◆ Complete the following
a - In the Turfland Mall article, rewrite the portion between "Turfland Mall was" and "Mall in 1993.", inclusive, substituting "indoor" for every "enclosed".
b - According to the Turfland Mall article, which company acquired the mall in 1997?
c - Continue the Turfland Mall article from its last sentence.

Turfland Mall
- Location: Lexington, Kentucky, United States
- Address: 2033 Harrodsburg Road
- Opened: 1967
- Closed: October 1, 2008
- Management: Rubloff Development Group
- Stores: 3
- Anchor tenants: 2
- Floor area: 498,564 square feet (46,318.1 m^{2})
- Floors: 1

= Turfland Mall =

Turfland Mall was an enclosed shopping mall located in Lexington, Kentucky, United States. Opened in 1967 as the first shopping mall in Lexington, the mall closed in 2008.

==History==
Turfland Mall opened in August 1967 as the first enclosed mall in Lexington. The mall's original anchor stores included Montgomery Ward, Grant City and McAlpin's. Grant City closed in 1976 and was replaced by JCPenney the same year. Loews closed its theater at the mall in 1990, and JCPenney moved to replace Hess's at nearby Fayette Mall in 1993.

In 1997, Rubloff Development Group of Hoffman Estates, Illinois acquired the mall and began $5 million worth of renovations. A year later, the parent company of McAlpin's was acquired by Dillard's, who converted all locations to the Dillard's name. Dillard's later opened a Dillard's for the Home store in the former JCPenney space as well. Montgomery Ward was shuttered in 2000, with its space soon being converted to The Home Depot. Dillard's for the Home closed in April 2008, and Dillard's closed June 22, 2008. GNC, the last remaining retail unit within the mall, closed July 31, 2008, and the mall itself finally closed on October 1.

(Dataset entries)
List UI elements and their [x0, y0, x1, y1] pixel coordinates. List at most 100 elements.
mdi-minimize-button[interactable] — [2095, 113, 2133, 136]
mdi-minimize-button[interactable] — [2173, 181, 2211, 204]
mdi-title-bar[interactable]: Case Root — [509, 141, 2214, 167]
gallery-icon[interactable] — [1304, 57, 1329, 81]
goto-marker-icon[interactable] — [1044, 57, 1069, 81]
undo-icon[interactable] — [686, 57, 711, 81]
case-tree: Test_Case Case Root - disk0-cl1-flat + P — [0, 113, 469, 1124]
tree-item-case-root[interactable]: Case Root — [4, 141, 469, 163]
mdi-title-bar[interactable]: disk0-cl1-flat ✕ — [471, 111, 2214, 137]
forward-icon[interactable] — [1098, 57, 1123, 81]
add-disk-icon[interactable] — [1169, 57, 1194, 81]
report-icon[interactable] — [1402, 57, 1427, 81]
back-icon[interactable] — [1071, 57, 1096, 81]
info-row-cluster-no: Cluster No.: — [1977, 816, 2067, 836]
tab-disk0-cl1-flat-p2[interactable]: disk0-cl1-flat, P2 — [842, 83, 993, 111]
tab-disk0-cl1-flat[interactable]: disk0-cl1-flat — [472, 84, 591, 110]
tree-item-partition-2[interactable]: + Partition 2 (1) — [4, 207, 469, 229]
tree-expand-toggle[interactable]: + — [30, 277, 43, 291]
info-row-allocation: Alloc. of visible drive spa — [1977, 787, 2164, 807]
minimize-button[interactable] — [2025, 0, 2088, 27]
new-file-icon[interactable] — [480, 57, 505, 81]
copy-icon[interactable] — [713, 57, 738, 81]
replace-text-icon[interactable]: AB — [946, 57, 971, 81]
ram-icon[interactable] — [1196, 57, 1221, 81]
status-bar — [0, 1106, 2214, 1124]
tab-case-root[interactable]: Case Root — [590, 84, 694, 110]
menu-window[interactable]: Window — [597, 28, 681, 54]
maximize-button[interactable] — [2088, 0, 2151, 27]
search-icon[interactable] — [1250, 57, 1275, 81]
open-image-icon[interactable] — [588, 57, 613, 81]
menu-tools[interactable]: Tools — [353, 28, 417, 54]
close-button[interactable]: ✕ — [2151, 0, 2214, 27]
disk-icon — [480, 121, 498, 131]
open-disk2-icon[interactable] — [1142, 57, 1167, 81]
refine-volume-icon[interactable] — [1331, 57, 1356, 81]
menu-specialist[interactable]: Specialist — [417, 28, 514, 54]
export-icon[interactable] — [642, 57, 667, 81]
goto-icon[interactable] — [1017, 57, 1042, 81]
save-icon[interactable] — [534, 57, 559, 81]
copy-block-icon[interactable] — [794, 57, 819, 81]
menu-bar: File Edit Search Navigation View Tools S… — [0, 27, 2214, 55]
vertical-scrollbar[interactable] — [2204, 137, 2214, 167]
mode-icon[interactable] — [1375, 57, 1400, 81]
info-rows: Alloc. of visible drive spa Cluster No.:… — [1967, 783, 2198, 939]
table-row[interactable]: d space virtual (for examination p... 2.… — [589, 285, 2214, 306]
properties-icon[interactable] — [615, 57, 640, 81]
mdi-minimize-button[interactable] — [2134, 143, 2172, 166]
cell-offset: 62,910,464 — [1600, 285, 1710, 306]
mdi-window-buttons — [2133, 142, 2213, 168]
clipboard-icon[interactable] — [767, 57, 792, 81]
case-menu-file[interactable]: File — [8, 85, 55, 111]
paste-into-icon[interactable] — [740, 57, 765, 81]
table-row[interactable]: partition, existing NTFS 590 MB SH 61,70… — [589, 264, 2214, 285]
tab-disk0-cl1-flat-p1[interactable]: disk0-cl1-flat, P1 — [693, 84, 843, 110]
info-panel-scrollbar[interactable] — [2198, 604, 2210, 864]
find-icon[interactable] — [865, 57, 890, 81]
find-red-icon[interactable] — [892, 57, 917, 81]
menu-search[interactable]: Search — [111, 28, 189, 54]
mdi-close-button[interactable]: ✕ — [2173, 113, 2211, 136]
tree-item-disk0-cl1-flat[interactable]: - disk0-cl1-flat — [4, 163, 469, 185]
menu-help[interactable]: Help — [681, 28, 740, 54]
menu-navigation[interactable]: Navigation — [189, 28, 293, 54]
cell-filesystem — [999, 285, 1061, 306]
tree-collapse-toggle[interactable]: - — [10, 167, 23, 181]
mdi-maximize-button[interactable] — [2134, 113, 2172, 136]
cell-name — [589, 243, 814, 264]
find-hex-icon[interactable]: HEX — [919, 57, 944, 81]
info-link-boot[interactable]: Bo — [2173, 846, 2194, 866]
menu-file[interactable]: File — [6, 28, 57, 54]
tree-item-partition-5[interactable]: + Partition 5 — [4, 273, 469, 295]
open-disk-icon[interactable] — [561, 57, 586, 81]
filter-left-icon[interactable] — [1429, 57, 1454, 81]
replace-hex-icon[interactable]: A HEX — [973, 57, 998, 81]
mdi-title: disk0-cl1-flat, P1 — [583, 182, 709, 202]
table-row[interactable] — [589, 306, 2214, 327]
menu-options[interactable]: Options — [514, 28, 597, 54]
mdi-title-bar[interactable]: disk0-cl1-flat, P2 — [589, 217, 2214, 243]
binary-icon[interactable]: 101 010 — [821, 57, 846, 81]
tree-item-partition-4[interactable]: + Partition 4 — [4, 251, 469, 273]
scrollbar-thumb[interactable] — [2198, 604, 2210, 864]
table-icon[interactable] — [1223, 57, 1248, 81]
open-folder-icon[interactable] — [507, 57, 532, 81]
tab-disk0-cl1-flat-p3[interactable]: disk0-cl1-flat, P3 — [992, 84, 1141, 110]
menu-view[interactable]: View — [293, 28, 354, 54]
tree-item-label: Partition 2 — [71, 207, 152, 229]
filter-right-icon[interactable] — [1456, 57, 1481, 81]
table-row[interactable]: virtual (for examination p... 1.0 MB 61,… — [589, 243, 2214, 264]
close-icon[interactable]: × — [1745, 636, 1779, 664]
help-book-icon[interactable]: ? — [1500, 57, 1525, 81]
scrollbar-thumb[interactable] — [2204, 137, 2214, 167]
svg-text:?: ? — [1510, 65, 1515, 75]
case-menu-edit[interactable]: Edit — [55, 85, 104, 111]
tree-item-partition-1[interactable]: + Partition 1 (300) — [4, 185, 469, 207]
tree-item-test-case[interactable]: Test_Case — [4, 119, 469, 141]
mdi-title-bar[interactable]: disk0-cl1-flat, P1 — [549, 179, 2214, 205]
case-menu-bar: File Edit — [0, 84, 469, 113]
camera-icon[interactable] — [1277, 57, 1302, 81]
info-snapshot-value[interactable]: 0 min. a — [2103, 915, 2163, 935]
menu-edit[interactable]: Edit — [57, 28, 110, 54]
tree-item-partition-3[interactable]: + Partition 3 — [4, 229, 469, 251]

◆ Exercise answers
a -
Turfland Mall was an indoor shopping mall located in Lexington, Kentucky, United States. Opened in 1967 as the first shopping mall in Lexington, the mall closed in 2008.

==History==
Turfland Mall opened in August 1967 as the first indoor mall in Lexington. The mall's original anchor stores included Montgomery Ward, Grant City and McAlpin's. Grant City closed in 1976 and was replaced by JCPenney the same year. Loews closed its theater at the mall in 1990, and JCPenney moved to replace Hess's at nearby Fayette Mall in 1993.

b - Rubloff Development Group of Hoffman Estates, Illinois.

c -
==Planned Redevelopment, Foreclosure, and Future==

In 2009, Property owners Rubloff of Lexington announced plans to redevelop the mall into a multipurpose commercial complex featuring office spaces, retail stores, and residential spaces. The redevelopment was to be called Turfland Town Center, which would retain the Home Depot and Staples buildings. Rubloff requested 39 Million dollars in tax increment funding for public improvement. These plans were canceled due to the inability to find a replacement store for Dillard's.

In 2012, with Staples as the only remaining tenant operating on the original mall property, Heritage Bank of Hopkinsville sued Rubloff of Lexington for foreclosure. In August 2012, LexTran announced they would discontinue the portion of route to the mall.

In December 2012, the mall was purchased by Turf Development, a company owned by Lexington businessman Ron Switzer, for $6 million. While plans are still being developed, Switzer did establish that it will include razing of the enclosed portion of the building.
As of June 2016, Turfland Mall has been transformed to a UK Health Clinic, along with numerous other stores, including Longhorn, Chick Fil-A, City BBQ, Burger King, O'Charley's, and Walgreens with The Home Depot, and Staples as the last stores left from the former mall. Future plans are to add more restaurants in the remaining empty space.